[Extracted material]
......
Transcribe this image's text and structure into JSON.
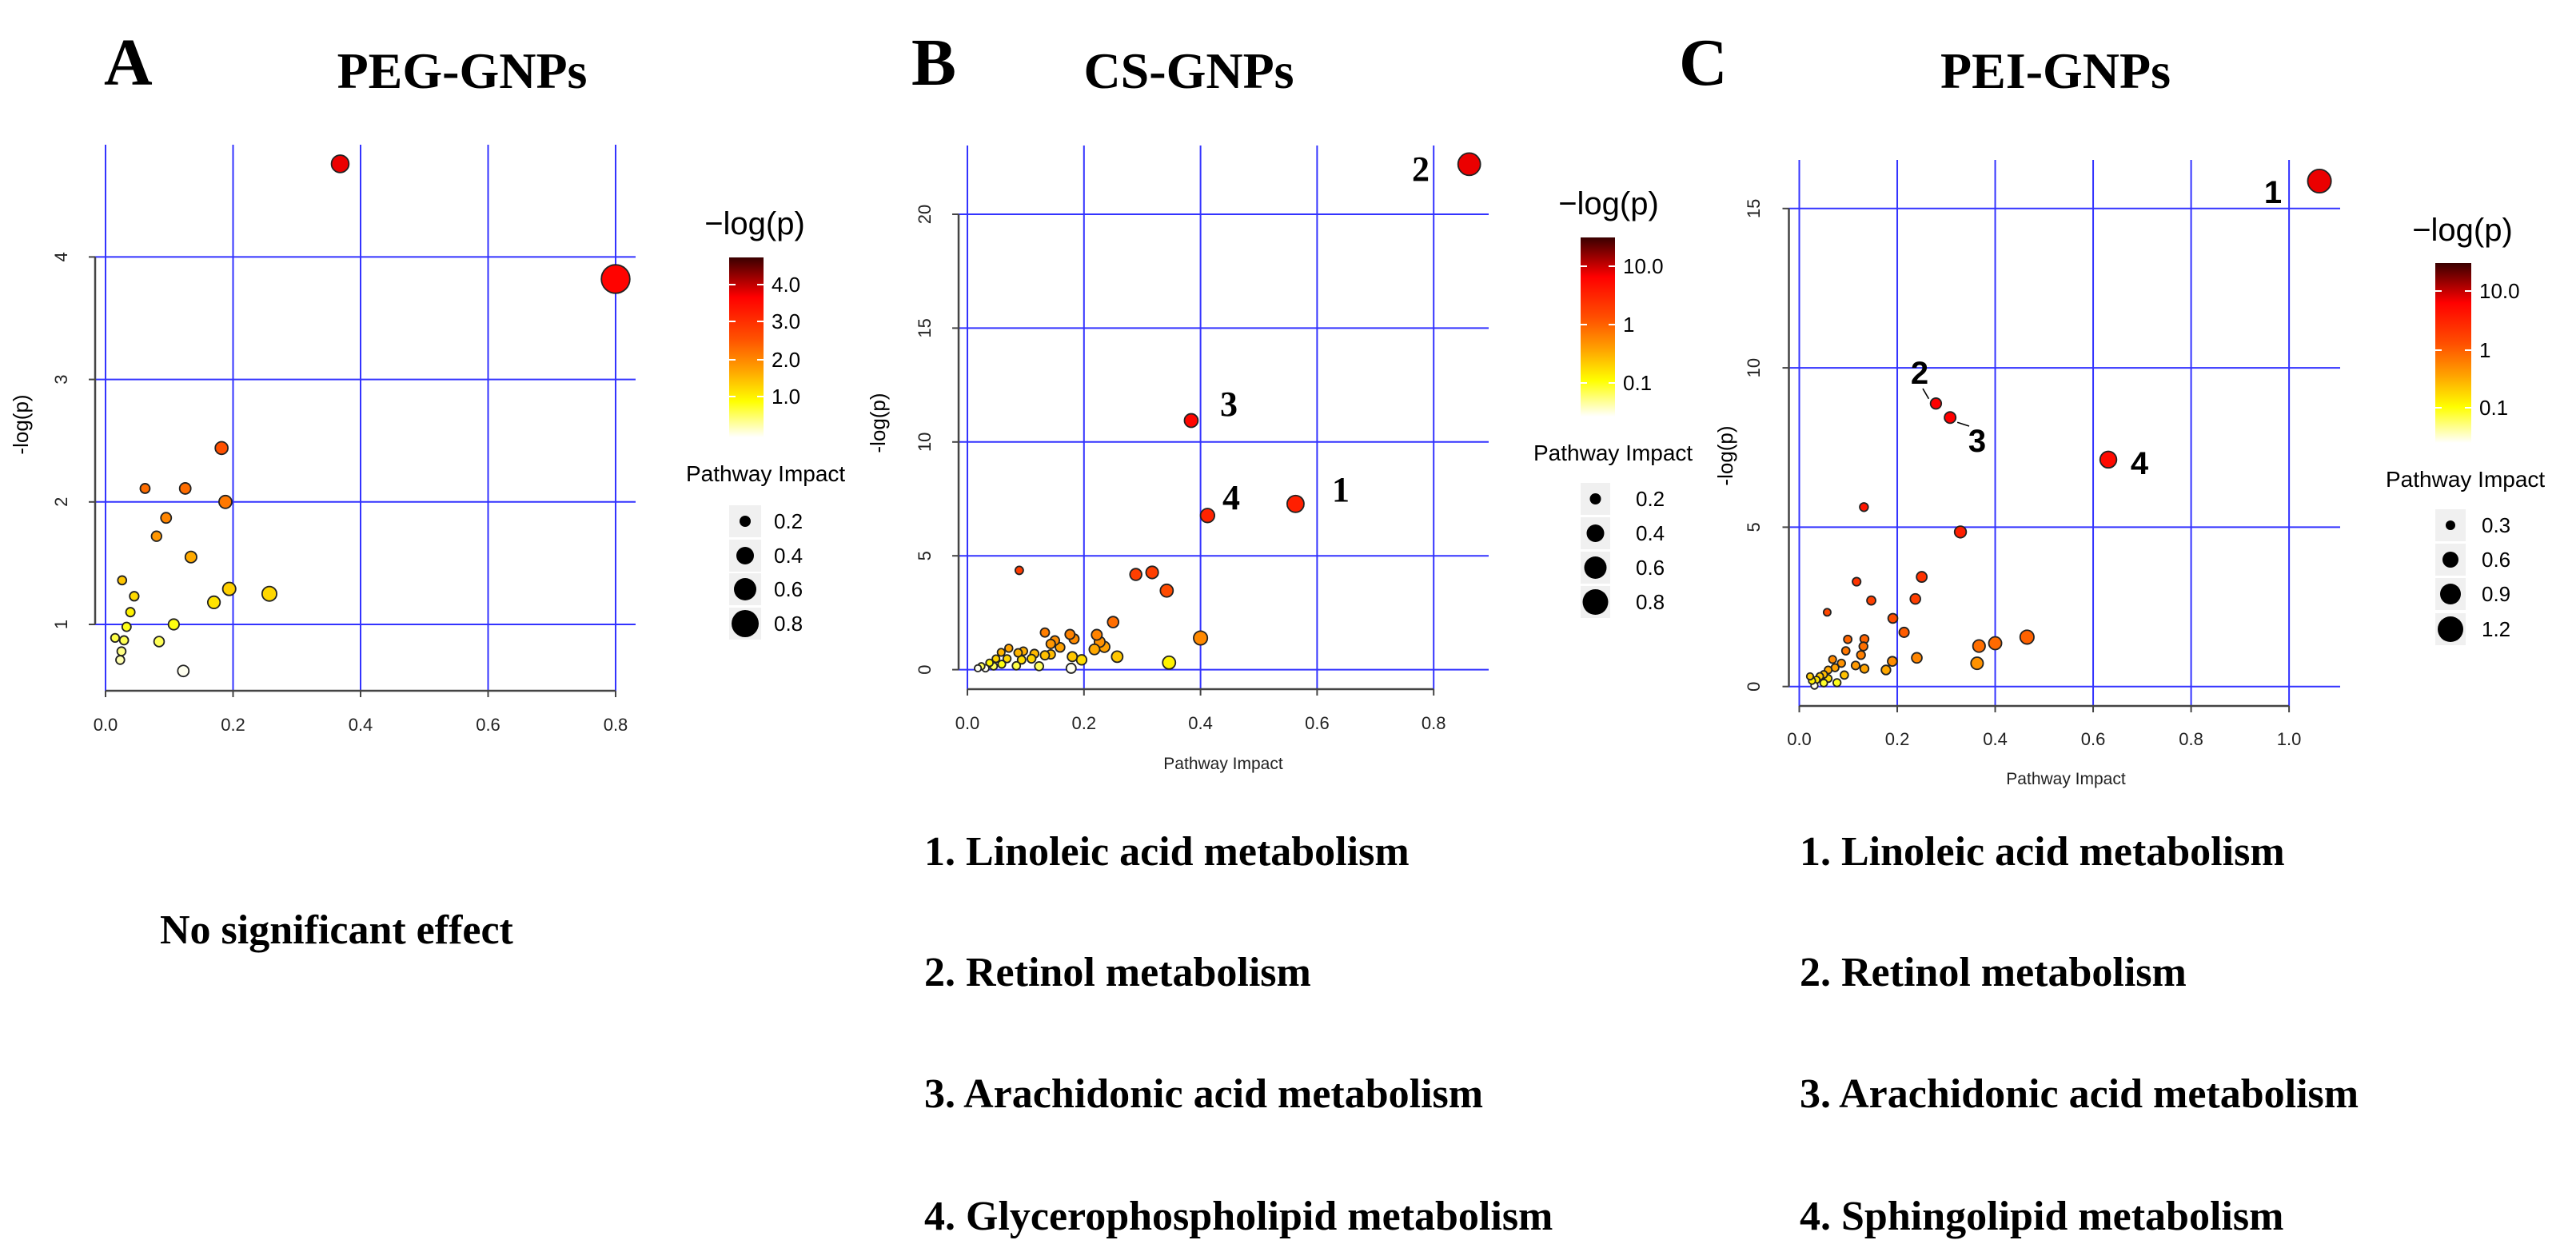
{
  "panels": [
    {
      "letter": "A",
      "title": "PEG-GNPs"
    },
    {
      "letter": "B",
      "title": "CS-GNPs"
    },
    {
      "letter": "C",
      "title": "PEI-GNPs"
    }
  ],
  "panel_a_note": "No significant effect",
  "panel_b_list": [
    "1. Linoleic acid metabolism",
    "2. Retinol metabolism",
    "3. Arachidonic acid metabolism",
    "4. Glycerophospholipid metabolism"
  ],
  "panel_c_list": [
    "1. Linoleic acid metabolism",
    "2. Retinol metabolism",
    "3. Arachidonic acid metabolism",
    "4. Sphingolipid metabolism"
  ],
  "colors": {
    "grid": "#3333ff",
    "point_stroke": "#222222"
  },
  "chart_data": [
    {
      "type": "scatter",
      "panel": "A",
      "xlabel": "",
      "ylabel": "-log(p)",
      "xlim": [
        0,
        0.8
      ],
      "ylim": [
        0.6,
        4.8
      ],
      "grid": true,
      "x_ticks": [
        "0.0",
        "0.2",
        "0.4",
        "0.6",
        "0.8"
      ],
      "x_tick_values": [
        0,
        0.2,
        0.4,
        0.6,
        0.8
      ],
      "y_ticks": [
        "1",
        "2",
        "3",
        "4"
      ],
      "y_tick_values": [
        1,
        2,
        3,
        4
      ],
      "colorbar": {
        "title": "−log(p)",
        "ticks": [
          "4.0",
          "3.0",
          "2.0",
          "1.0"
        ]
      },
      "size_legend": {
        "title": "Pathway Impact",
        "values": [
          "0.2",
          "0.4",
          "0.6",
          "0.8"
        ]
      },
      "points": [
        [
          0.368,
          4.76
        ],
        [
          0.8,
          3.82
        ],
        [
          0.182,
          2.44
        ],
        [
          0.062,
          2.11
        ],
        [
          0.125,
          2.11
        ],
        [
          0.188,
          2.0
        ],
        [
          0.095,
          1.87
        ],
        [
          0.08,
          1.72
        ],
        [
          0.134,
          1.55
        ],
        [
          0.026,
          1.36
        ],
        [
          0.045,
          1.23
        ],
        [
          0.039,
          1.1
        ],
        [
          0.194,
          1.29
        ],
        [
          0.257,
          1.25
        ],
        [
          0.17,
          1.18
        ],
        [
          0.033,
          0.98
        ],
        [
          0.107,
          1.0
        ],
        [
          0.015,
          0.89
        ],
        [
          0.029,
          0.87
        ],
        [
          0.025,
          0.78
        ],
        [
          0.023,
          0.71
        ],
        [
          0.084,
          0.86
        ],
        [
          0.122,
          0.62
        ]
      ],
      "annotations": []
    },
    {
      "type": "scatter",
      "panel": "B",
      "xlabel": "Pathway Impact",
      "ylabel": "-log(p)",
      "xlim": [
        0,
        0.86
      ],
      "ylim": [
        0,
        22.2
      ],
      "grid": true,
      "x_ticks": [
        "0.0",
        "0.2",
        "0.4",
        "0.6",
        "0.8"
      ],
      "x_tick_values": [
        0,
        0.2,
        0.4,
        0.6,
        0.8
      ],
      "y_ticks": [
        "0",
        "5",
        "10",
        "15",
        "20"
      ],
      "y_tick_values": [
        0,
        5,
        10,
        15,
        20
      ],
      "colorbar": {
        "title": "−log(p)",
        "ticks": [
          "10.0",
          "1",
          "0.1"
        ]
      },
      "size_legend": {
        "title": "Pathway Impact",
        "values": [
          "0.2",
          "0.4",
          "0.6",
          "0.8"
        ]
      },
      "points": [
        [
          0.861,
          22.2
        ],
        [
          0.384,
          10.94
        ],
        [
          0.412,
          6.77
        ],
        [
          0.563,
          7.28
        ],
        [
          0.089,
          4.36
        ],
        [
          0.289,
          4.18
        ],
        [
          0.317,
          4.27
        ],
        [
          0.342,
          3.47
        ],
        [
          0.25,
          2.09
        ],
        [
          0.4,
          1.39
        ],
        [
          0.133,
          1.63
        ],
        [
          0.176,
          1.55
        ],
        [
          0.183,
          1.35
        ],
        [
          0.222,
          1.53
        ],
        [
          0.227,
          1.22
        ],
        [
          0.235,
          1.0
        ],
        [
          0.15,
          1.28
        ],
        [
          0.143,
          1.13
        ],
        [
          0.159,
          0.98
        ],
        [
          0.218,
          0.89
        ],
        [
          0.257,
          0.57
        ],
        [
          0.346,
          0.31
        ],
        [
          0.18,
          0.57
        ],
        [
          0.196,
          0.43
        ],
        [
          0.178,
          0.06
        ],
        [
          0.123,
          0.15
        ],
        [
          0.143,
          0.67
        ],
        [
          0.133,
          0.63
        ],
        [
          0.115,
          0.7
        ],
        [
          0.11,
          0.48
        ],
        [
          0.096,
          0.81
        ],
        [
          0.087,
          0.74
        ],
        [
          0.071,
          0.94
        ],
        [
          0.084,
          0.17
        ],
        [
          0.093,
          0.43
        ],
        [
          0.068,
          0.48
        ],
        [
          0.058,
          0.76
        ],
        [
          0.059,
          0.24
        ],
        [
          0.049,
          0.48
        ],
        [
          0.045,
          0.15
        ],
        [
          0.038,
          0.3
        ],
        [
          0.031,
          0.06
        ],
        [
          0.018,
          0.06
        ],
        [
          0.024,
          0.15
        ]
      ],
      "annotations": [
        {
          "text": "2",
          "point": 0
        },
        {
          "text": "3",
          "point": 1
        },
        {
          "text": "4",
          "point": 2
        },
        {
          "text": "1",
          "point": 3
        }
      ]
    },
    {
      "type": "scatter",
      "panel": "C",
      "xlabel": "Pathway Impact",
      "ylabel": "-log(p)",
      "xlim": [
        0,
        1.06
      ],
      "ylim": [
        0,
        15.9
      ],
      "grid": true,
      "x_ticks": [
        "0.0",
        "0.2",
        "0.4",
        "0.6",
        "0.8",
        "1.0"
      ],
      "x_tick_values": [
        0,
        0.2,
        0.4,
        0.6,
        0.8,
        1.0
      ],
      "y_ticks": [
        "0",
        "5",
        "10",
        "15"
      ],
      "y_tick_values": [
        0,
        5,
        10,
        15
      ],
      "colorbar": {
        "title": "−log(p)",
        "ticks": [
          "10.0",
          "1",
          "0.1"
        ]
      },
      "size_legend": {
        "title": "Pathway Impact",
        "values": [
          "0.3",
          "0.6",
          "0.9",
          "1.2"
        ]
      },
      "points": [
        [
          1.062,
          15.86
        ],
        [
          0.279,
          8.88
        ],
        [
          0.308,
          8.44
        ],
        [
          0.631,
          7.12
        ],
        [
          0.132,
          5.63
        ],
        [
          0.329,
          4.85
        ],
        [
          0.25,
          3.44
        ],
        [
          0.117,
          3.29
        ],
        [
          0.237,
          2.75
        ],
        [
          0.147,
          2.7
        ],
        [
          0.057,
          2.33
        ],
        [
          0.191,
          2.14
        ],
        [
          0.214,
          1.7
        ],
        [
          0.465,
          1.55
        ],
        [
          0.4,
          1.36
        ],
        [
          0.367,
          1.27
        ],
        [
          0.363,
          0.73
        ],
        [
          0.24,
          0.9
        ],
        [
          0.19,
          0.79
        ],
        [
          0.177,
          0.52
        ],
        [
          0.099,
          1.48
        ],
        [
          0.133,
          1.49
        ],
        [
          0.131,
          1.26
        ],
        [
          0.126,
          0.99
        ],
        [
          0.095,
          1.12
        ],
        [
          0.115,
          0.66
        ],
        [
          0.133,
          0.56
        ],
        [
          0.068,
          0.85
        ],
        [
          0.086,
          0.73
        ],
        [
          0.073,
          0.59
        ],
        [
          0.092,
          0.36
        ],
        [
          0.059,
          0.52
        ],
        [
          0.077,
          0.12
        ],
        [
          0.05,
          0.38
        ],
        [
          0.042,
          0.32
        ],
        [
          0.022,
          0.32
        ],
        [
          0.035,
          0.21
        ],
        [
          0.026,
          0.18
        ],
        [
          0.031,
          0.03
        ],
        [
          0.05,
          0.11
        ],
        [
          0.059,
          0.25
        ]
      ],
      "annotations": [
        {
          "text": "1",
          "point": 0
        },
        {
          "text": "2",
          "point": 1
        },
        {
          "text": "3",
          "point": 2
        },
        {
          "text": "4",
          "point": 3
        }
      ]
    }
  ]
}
......
[Work required] In how many lines of the data does the string "GNPs" appear? Give only the number.

[Finished exercise] 3